Task to carry out: Scan the entries below and extract each line with the word "Documents" in it.

[Stored data entries]
────────
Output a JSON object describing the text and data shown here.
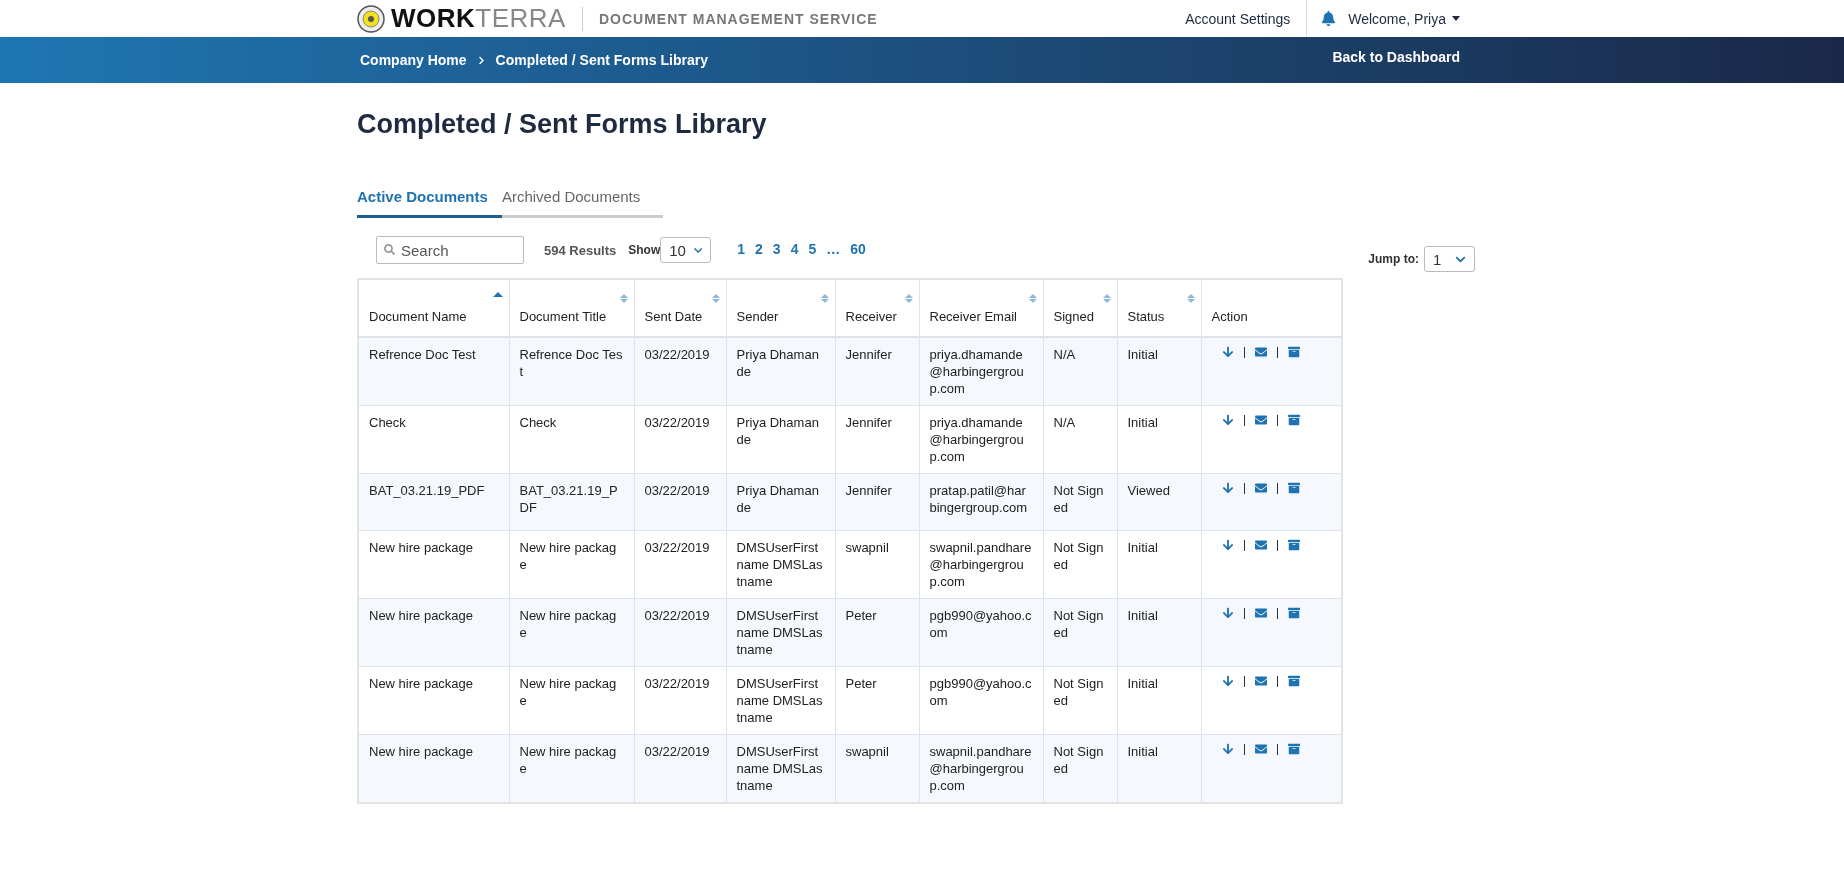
{
  "header": {
    "logo": "**WORK**TERRA",
    "service": "DOCUMENT MANAGEMENT SERVICE",
    "account_settings": "Account Settings",
    "welcome": "Welcome, Priya"
  },
  "breadcrumb": {
    "items": [
      "Company Home",
      "Completed / Sent Forms Library"
    ],
    "back": "Back to Dashboard"
  },
  "page_title": "Completed / Sent Forms Library",
  "tabs": [
    {
      "label": "Active Documents",
      "selected": true
    },
    {
      "label": "Archived Documents",
      "selected": false
    }
  ],
  "toolbar": {
    "search_placeholder": "Search",
    "results": "594 Results",
    "show_label": "Show",
    "show_value": "10",
    "pages": [
      "1",
      "2",
      "3",
      "4",
      "5",
      "…",
      "60"
    ],
    "jump_label": "Jump to:",
    "jump_value": "1"
  },
  "table": {
    "columns": [
      {
        "label": "Document Name",
        "sortable": true,
        "sorted": true
      },
      {
        "label": "Document Title",
        "sortable": true,
        "sorted": false
      },
      {
        "label": "Sent Date",
        "sortable": true,
        "sorted": false
      },
      {
        "label": "Sender",
        "sortable": true,
        "sorted": false
      },
      {
        "label": "Receiver",
        "sortable": true,
        "sorted": false
      },
      {
        "label": "Receiver Email",
        "sortable": true,
        "sorted": false
      },
      {
        "label": "Signed",
        "sortable": true,
        "sorted": false
      },
      {
        "label": "Status",
        "sortable": true,
        "sorted": false
      },
      {
        "label": "Action",
        "sortable": false
      }
    ],
    "rows": [
      [
        "Refrence Doc Test",
        "Refrence Doc Test",
        "03/22/2019",
        "Priya Dhamande",
        "Jennifer",
        "priya.dhamande@harbingergroup.com",
        "N/A",
        "Initial"
      ],
      [
        "Check",
        "Check",
        "03/22/2019",
        "Priya Dhamande",
        "Jennifer",
        "priya.dhamande@harbingergroup.com",
        "N/A",
        "Initial"
      ],
      [
        "BAT_03.21.19_PDF",
        "BAT_03.21.19_PDF",
        "03/22/2019",
        "Priya Dhamande",
        "Jennifer",
        "pratap.patil@harbingergroup.com",
        "Not Signed",
        "Viewed"
      ],
      [
        "New hire package",
        "New hire package",
        "03/22/2019",
        "DMSUserFirstname DMSLastname",
        "swapnil",
        "swapnil.pandhare@harbingergroup.com",
        "Not Signed",
        "Initial"
      ],
      [
        "New hire package",
        "New hire package",
        "03/22/2019",
        "DMSUserFirstname DMSLastname",
        "Peter",
        "pgb990@yahoo.com",
        "Not Signed",
        "Initial"
      ],
      [
        "New hire package",
        "New hire package",
        "03/22/2019",
        "DMSUserFirstname DMSLastname",
        "Peter",
        "pgb990@yahoo.com",
        "Not Signed",
        "Initial"
      ],
      [
        "New hire package",
        "New hire package",
        "03/22/2019",
        "DMSUserFirstname DMSLastname",
        "swapnil",
        "swapnil.pandhare@harbingergroup.com",
        "Not Signed",
        "Initial"
      ]
    ]
  }
}
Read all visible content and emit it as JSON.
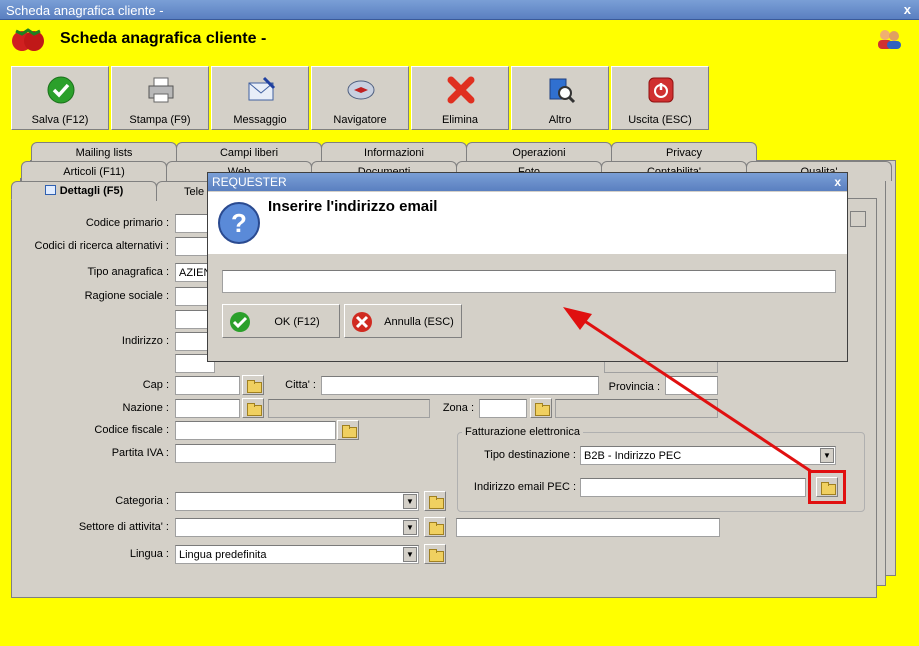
{
  "window": {
    "title": "Scheda anagrafica cliente -",
    "close": "x"
  },
  "header": {
    "title": "Scheda anagrafica cliente -"
  },
  "toolbar": [
    {
      "label": "Salva (F12)",
      "icon": "check-icon"
    },
    {
      "label": "Stampa (F9)",
      "icon": "printer-icon"
    },
    {
      "label": "Messaggio",
      "icon": "envelope-icon"
    },
    {
      "label": "Navigatore",
      "icon": "compass-icon"
    },
    {
      "label": "Elimina",
      "icon": "delete-x-icon"
    },
    {
      "label": "Altro",
      "icon": "search-book-icon"
    },
    {
      "label": "Uscita (ESC)",
      "icon": "power-icon"
    }
  ],
  "tabs_row1": [
    "Mailing lists",
    "Campi liberi",
    "Informazioni",
    "Operazioni",
    "Privacy"
  ],
  "tabs_row2": [
    "Articoli (F11)",
    "Web",
    "Documenti",
    "Foto",
    "Contabilita'",
    "Qualita'"
  ],
  "tabs_row3": [
    "Dettagli (F5)",
    "Tele"
  ],
  "form": {
    "codice_primario": "Codice primario :",
    "codici_ricerca": "Codici di ricerca alternativi :",
    "tipo_anagrafica": "Tipo anagrafica :",
    "tipo_anagrafica_value": "AZIEN",
    "ragione_sociale": "Ragione sociale :",
    "indirizzo": "Indirizzo :",
    "cap": "Cap :",
    "citta": "Citta' :",
    "provincia": "Provincia :",
    "nazione": "Nazione :",
    "zona": "Zona :",
    "codice_fiscale": "Codice fiscale :",
    "partita_iva": "Partita IVA :",
    "categoria": "Categoria :",
    "settore": "Settore di attivita' :",
    "lingua": "Lingua :",
    "lingua_value": "Lingua predefinita"
  },
  "fatturazione": {
    "legend": "Fatturazione elettronica",
    "tipo_destinazione": "Tipo destinazione :",
    "tipo_destinazione_value": "B2B - Indirizzo PEC",
    "indirizzo_pec": "Indirizzo email PEC :"
  },
  "dialog": {
    "title": "REQUESTER",
    "close": "x",
    "prompt": "Inserire l'indirizzo email",
    "input_value": "",
    "ok_label": "OK (F12)",
    "cancel_label": "Annulla (ESC)"
  },
  "colors": {
    "background": "#ffff00",
    "panel": "#d4d0c8",
    "highlight": "#e01010",
    "arrow": "#e01010"
  }
}
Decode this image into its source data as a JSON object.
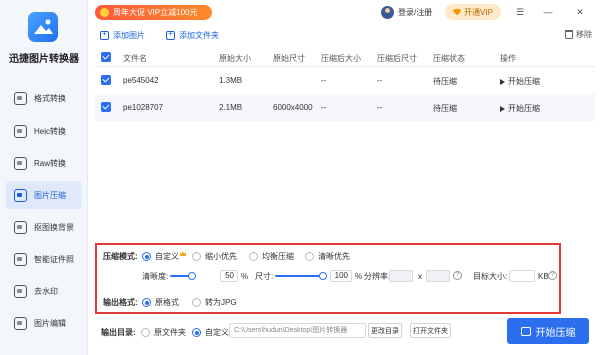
{
  "app": {
    "title": "迅捷图片转换器"
  },
  "sidebar": {
    "items": [
      {
        "label": "格式转换",
        "icon": "format-convert-icon"
      },
      {
        "label": "Heic转换",
        "icon": "heic-icon"
      },
      {
        "label": "Raw转换",
        "icon": "raw-icon"
      },
      {
        "label": "图片压缩",
        "icon": "compress-icon",
        "active": true
      },
      {
        "label": "抠图换背景",
        "icon": "cutout-icon"
      },
      {
        "label": "智能证件照",
        "icon": "id-photo-icon"
      },
      {
        "label": "去水印",
        "icon": "watermark-icon"
      },
      {
        "label": "图片编辑",
        "icon": "edit-icon"
      }
    ]
  },
  "topbar": {
    "promo": "周年大促 VIP立减100元",
    "login": "登录/注册",
    "vip": "开通VIP",
    "window_controls": [
      "☰",
      "—",
      "✕"
    ]
  },
  "toolbar": {
    "add_image": "添加图片",
    "add_folder": "添加文件夹",
    "remove": "移除"
  },
  "table": {
    "columns": [
      "文件名",
      "原始大小",
      "原始尺寸",
      "压缩后大小",
      "压缩后尺寸",
      "压缩状态",
      "操作"
    ],
    "rows": [
      {
        "name": "pe545042",
        "size": "1.3MB",
        "dims": "",
        "out_size": "--",
        "out_dims": "--",
        "status": "待压缩",
        "action": "开始压缩"
      },
      {
        "name": "pe1028707",
        "size": "2.1MB",
        "dims": "6000x4000",
        "out_size": "--",
        "out_dims": "--",
        "status": "待压缩",
        "action": "开始压缩"
      }
    ]
  },
  "settings": {
    "mode_label": "压缩模式:",
    "modes": [
      "自定义",
      "缩小优先",
      "均衡压缩",
      "清晰优先"
    ],
    "clarity_label": "清晰度:",
    "clarity_value": "50",
    "clarity_unit": "%",
    "clarity_fraction": 0.5,
    "size_label": "尺寸:",
    "size_value": "100",
    "size_unit": "%",
    "size_fraction": 1.0,
    "resolution_label": "分辨率:",
    "resolution_x": "x",
    "target_label": "目标大小:",
    "target_unit": "KB",
    "output_format_label": "输出格式:",
    "formats": [
      "原格式",
      "转为JPG"
    ]
  },
  "footer": {
    "output_dir_label": "输出目录:",
    "dir_options": [
      "原文件夹",
      "自定义"
    ],
    "path": "C:\\Users\\hudun\\Desktop\\图片转换器",
    "change_dir": "更改目录",
    "open_folder": "打开文件夹",
    "start_all": "开始压缩"
  },
  "colors": {
    "accent": "#2b6fee",
    "highlight_border": "#e03a3a",
    "promo": "#ff5a3c"
  }
}
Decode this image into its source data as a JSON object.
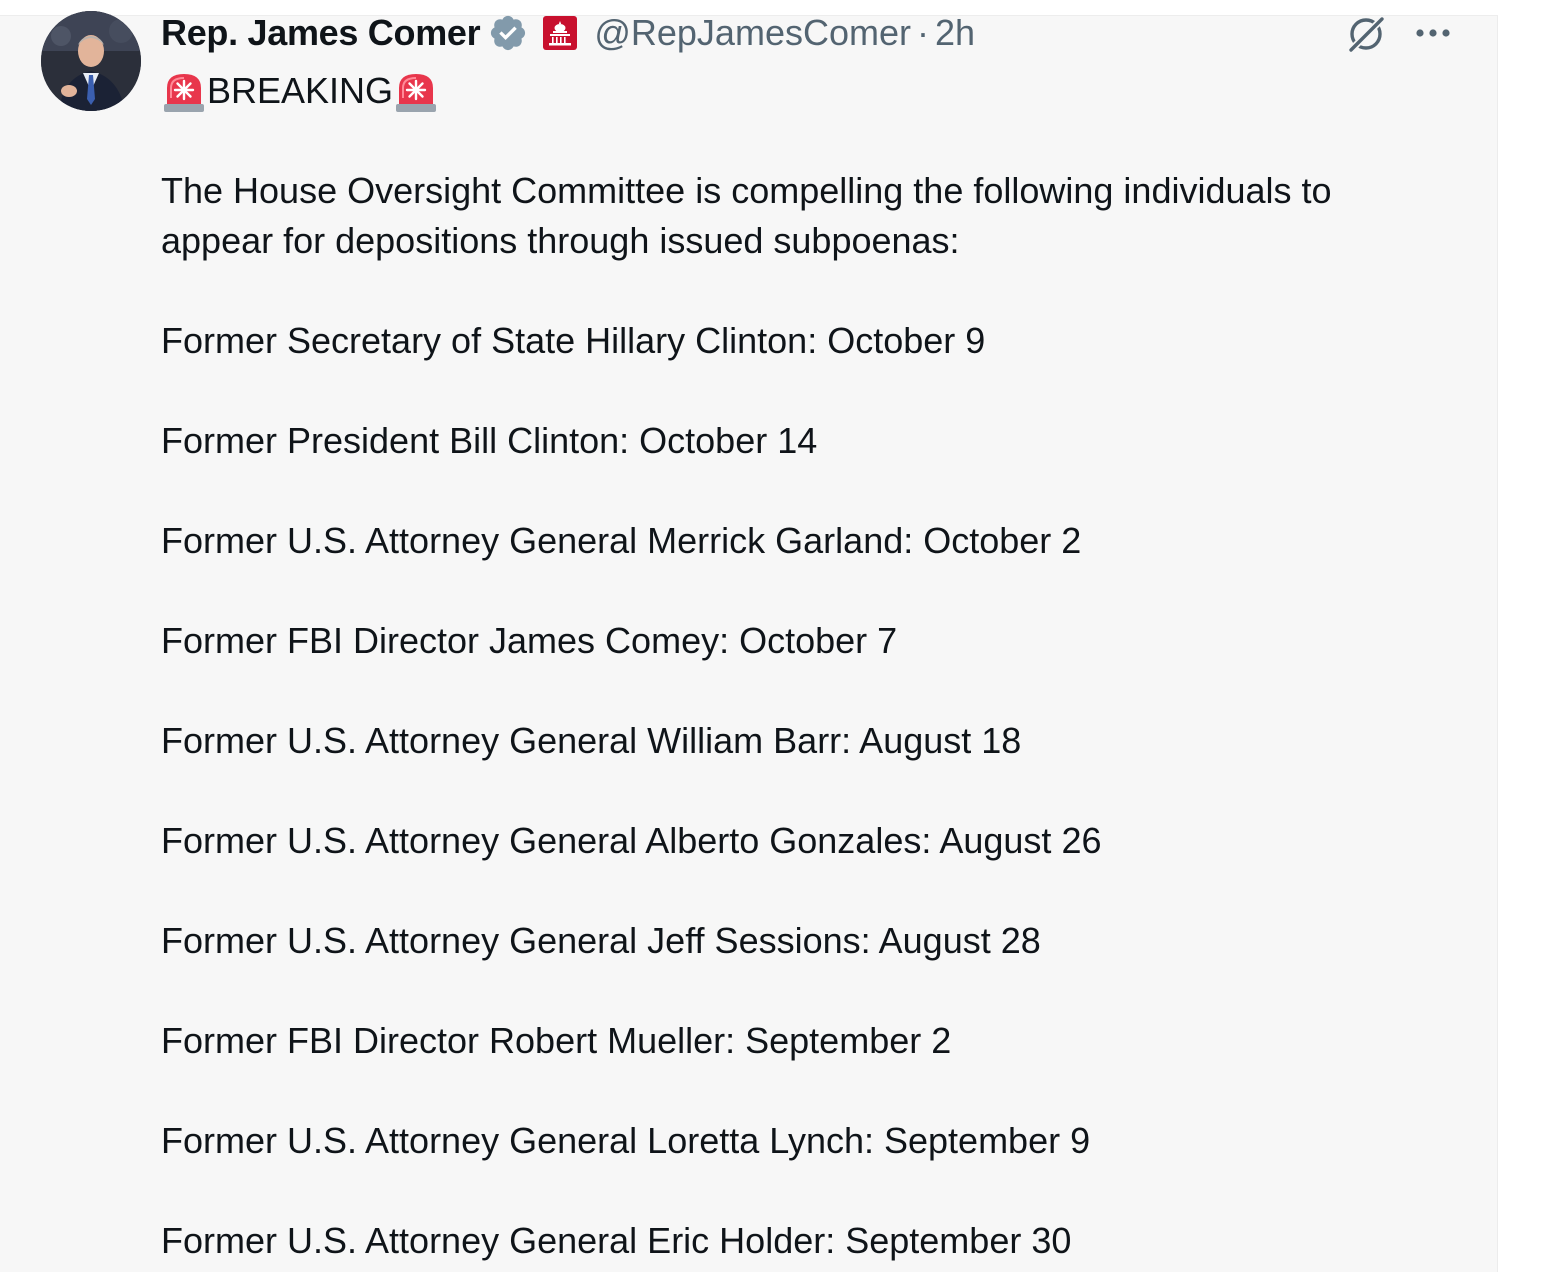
────────
Solution:
      "label": "Active Documents",
      "label": "Archived Documents",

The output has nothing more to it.